* AIM OF THE EXERCISE: Please repeat all of the listing exactly.

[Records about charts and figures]
____________

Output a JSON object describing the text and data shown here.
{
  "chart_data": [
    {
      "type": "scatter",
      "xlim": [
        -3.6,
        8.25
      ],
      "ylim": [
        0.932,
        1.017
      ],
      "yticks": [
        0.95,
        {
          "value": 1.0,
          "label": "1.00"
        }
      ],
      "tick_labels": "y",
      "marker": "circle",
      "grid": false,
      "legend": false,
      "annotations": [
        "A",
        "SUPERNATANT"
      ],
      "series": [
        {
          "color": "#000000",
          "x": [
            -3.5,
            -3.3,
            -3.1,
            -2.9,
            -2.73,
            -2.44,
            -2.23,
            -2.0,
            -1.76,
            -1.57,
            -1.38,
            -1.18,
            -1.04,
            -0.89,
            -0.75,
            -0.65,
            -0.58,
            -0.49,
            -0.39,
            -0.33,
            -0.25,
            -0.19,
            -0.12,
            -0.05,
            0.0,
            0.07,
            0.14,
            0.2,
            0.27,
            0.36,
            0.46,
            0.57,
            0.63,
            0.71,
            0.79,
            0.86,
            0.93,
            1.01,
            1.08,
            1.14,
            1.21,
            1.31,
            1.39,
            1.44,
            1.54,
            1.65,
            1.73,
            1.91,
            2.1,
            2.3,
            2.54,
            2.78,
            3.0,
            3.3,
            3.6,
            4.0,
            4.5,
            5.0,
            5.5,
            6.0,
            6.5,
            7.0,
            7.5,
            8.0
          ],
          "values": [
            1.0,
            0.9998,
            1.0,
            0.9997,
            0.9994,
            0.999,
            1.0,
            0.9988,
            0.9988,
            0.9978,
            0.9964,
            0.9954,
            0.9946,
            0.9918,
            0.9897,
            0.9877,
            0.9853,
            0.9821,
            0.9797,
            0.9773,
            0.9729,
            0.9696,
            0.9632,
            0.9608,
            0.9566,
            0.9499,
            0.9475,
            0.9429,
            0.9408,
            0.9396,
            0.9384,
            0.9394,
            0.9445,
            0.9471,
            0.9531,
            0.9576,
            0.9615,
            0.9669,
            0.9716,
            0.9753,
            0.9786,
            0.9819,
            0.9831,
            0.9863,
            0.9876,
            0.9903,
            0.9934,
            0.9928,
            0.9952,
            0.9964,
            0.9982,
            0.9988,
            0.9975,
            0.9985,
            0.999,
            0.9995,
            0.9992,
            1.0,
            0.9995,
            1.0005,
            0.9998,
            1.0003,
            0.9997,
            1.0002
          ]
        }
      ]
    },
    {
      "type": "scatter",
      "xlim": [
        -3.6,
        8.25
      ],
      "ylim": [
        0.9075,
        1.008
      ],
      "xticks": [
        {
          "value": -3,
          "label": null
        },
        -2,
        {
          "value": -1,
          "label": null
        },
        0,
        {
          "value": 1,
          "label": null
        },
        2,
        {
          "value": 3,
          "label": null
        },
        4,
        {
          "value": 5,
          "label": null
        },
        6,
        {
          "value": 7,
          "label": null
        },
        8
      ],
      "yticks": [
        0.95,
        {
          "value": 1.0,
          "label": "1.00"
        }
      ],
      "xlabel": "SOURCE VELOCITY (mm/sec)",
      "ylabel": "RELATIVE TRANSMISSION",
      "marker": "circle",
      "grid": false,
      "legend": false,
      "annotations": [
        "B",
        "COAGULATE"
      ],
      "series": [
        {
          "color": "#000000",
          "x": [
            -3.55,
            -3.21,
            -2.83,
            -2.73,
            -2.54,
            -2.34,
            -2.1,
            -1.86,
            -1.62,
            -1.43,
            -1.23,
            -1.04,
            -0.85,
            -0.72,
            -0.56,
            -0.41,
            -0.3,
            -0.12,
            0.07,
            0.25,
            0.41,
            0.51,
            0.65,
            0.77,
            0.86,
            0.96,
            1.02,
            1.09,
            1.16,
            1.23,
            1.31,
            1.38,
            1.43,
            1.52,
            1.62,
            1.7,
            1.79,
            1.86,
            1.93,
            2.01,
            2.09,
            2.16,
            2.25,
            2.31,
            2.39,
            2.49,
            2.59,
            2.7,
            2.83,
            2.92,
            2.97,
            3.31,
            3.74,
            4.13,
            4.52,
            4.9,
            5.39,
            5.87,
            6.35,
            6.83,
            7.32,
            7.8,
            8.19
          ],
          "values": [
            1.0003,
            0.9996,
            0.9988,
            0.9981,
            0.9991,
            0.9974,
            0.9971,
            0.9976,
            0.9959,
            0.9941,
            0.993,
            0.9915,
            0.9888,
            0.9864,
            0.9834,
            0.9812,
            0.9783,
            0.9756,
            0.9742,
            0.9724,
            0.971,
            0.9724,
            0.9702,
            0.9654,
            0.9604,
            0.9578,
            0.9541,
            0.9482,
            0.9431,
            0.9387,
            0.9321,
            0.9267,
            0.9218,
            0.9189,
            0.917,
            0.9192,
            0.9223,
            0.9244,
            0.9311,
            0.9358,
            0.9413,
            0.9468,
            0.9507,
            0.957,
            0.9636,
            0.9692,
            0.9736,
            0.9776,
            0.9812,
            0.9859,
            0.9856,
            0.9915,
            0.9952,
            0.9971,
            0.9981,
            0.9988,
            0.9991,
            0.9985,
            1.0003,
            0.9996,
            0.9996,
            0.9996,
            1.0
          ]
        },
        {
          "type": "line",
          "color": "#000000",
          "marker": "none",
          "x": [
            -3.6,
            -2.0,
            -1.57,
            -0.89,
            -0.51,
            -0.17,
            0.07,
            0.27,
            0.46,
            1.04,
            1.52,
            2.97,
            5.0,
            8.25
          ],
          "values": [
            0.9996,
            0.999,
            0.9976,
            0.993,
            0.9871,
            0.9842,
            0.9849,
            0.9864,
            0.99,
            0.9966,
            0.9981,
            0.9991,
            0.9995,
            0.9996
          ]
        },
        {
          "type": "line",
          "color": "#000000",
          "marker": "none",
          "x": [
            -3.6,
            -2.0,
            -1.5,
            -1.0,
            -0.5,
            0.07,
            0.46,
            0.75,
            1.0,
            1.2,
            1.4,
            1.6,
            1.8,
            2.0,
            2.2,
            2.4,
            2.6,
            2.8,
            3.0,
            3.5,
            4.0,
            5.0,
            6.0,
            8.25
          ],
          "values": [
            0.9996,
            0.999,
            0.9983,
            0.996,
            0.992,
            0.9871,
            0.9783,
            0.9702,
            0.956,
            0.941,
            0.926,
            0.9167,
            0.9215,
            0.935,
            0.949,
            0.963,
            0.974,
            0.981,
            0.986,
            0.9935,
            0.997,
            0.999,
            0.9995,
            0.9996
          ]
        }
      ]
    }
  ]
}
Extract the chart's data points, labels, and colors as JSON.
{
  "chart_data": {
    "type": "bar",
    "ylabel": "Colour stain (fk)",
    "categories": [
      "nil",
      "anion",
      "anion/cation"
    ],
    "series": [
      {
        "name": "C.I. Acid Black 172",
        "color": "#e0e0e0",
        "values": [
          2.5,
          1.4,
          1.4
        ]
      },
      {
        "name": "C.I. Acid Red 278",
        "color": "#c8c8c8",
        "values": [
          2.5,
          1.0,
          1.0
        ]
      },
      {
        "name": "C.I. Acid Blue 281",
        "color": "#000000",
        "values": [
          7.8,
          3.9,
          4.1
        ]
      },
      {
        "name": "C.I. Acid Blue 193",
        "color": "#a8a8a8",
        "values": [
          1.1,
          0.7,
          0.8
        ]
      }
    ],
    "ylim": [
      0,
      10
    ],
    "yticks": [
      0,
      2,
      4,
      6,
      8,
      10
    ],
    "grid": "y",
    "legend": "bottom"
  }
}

____________

* OUTPUT FOR THIS TASK:
Output a JSON object describing the text and data shown here.
{
  "chart_data": [
    {
      "type": "scatter",
      "xlim": [
        -3.6,
        8.25
      ],
      "ylim": [
        0.932,
        1.017
      ],
      "yticks": [
        0.95,
        {
          "value": 1.0,
          "label": "1.00"
        }
      ],
      "tick_labels": "y",
      "marker": "circle",
      "grid": false,
      "legend": false,
      "annotations": [
        "A",
        "SUPERNATANT"
      ],
      "series": [
        {
          "color": "#000000",
          "x": [
            -3.5,
            -3.3,
            -3.1,
            -2.9,
            -2.73,
            -2.44,
            -2.23,
            -2.0,
            -1.76,
            -1.57,
            -1.38,
            -1.18,
            -1.04,
            -0.89,
            -0.75,
            -0.65,
            -0.58,
            -0.49,
            -0.39,
            -0.33,
            -0.25,
            -0.19,
            -0.12,
            -0.05,
            0.0,
            0.07,
            0.14,
            0.2,
            0.27,
            0.36,
            0.46,
            0.57,
            0.63,
            0.71,
            0.79,
            0.86,
            0.93,
            1.01,
            1.08,
            1.14,
            1.21,
            1.31,
            1.39,
            1.44,
            1.54,
            1.65,
            1.73,
            1.91,
            2.1,
            2.3,
            2.54,
            2.78,
            3.0,
            3.3,
            3.6,
            4.0,
            4.5,
            5.0,
            5.5,
            6.0,
            6.5,
            7.0,
            7.5,
            8.0
          ],
          "values": [
            1.0,
            0.9998,
            1.0,
            0.9997,
            0.9994,
            0.999,
            1.0,
            0.9988,
            0.9988,
            0.9978,
            0.9964,
            0.9954,
            0.9946,
            0.9918,
            0.9897,
            0.9877,
            0.9853,
            0.9821,
            0.9797,
            0.9773,
            0.9729,
            0.9696,
            0.9632,
            0.9608,
            0.9566,
            0.9499,
            0.9475,
            0.9429,
            0.9408,
            0.9396,
            0.9384,
            0.9394,
            0.9445,
            0.9471,
            0.9531,
            0.9576,
            0.9615,
            0.9669,
            0.9716,
            0.9753,
            0.9786,
            0.9819,
            0.9831,
            0.9863,
            0.9876,
            0.9903,
            0.9934,
            0.9928,
            0.9952,
            0.9964,
            0.9982,
            0.9988,
            0.9975,
            0.9985,
            0.999,
            0.9995,
            0.9992,
            1.0,
            0.9995,
            1.0005,
            0.9998,
            1.0003,
            0.9997,
            1.0002
          ]
        }
      ]
    },
    {
      "type": "scatter",
      "xlim": [
        -3.6,
        8.25
      ],
      "ylim": [
        0.9075,
        1.008
      ],
      "xticks": [
        {
          "value": -3,
          "label": null
        },
        -2,
        {
          "value": -1,
          "label": null
        },
        0,
        {
          "value": 1,
          "label": null
        },
        2,
        {
          "value": 3,
          "label": null
        },
        4,
        {
          "value": 5,
          "label": null
        },
        6,
        {
          "value": 7,
          "label": null
        },
        8
      ],
      "yticks": [
        0.95,
        {
          "value": 1.0,
          "label": "1.00"
        }
      ],
      "xlabel": "SOURCE VELOCITY (mm/sec)",
      "ylabel": "RELATIVE TRANSMISSION",
      "marker": "circle",
      "grid": false,
      "legend": false,
      "annotations": [
        "B",
        "COAGULATE"
      ],
      "series": [
        {
          "color": "#000000",
          "x": [
            -3.55,
            -3.21,
            -2.83,
            -2.73,
            -2.54,
            -2.34,
            -2.1,
            -1.86,
            -1.62,
            -1.43,
            -1.23,
            -1.04,
            -0.85,
            -0.72,
            -0.56,
            -0.41,
            -0.3,
            -0.12,
            0.07,
            0.25,
            0.41,
            0.51,
            0.65,
            0.77,
            0.86,
            0.96,
            1.02,
            1.09,
            1.16,
            1.23,
            1.31,
            1.38,
            1.43,
            1.52,
            1.62,
            1.7,
            1.79,
            1.86,
            1.93,
            2.01,
            2.09,
            2.16,
            2.25,
            2.31,
            2.39,
            2.49,
            2.59,
            2.7,
            2.83,
            2.92,
            2.97,
            3.31,
            3.74,
            4.13,
            4.52,
            4.9,
            5.39,
            5.87,
            6.35,
            6.83,
            7.32,
            7.8,
            8.19
          ],
          "values": [
            1.0003,
            0.9996,
            0.9988,
            0.9981,
            0.9991,
            0.9974,
            0.9971,
            0.9976,
            0.9959,
            0.9941,
            0.993,
            0.9915,
            0.9888,
            0.9864,
            0.9834,
            0.9812,
            0.9783,
            0.9756,
            0.9742,
            0.9724,
            0.971,
            0.9724,
            0.9702,
            0.9654,
            0.9604,
            0.9578,
            0.9541,
            0.9482,
            0.9431,
            0.9387,
            0.9321,
            0.9267,
            0.9218,
            0.9189,
            0.917,
            0.9192,
            0.9223,
            0.9244,
            0.9311,
            0.9358,
            0.9413,
            0.9468,
            0.9507,
            0.957,
            0.9636,
            0.9692,
            0.9736,
            0.9776,
            0.9812,
            0.9859,
            0.9856,
            0.9915,
            0.9952,
            0.9971,
            0.9981,
            0.9988,
            0.9991,
            0.9985,
            1.0003,
            0.9996,
            0.9996,
            0.9996,
            1.0
          ]
        },
        {
          "type": "line",
          "color": "#000000",
          "marker": "none",
          "x": [
            -3.6,
            -2.0,
            -1.57,
            -0.89,
            -0.51,
            -0.17,
            0.07,
            0.27,
            0.46,
            1.04,
            1.52,
            2.97,
            5.0,
            8.25
          ],
          "values": [
            0.9996,
            0.999,
            0.9976,
            0.993,
            0.9871,
            0.9842,
            0.9849,
            0.9864,
            0.99,
            0.9966,
            0.9981,
            0.9991,
            0.9995,
            0.9996
          ]
        },
        {
          "type": "line",
          "color": "#000000",
          "marker": "none",
          "x": [
            -3.6,
            -2.0,
            -1.5,
            -1.0,
            -0.5,
            0.07,
            0.46,
            0.75,
            1.0,
            1.2,
            1.4,
            1.6,
            1.8,
            2.0,
            2.2,
            2.4,
            2.6,
            2.8,
            3.0,
            3.5,
            4.0,
            5.0,
            6.0,
            8.25
          ],
          "values": [
            0.9996,
            0.999,
            0.9983,
            0.996,
            0.992,
            0.9871,
            0.9783,
            0.9702,
            0.956,
            0.941,
            0.926,
            0.9167,
            0.9215,
            0.935,
            0.949,
            0.963,
            0.974,
            0.981,
            0.986,
            0.9935,
            0.997,
            0.999,
            0.9995,
            0.9996
          ]
        }
      ]
    }
  ]
}
Extract the chart's data points, labels, and colors as JSON.
{
  "chart_data": {
    "type": "bar",
    "ylabel": "Colour stain (fk)",
    "categories": [
      "nil",
      "anion",
      "anion/cation"
    ],
    "series": [
      {
        "name": "C.I. Acid Black 172",
        "color": "#e0e0e0",
        "values": [
          2.5,
          1.4,
          1.4
        ]
      },
      {
        "name": "C.I. Acid Red 278",
        "color": "#c8c8c8",
        "values": [
          2.5,
          1.0,
          1.0
        ]
      },
      {
        "name": "C.I. Acid Blue 281",
        "color": "#000000",
        "values": [
          7.8,
          3.9,
          4.1
        ]
      },
      {
        "name": "C.I. Acid Blue 193",
        "color": "#a8a8a8",
        "values": [
          1.1,
          0.7,
          0.8
        ]
      }
    ],
    "ylim": [
      0,
      10
    ],
    "yticks": [
      0,
      2,
      4,
      6,
      8,
      10
    ],
    "grid": "y",
    "legend": "bottom"
  }
}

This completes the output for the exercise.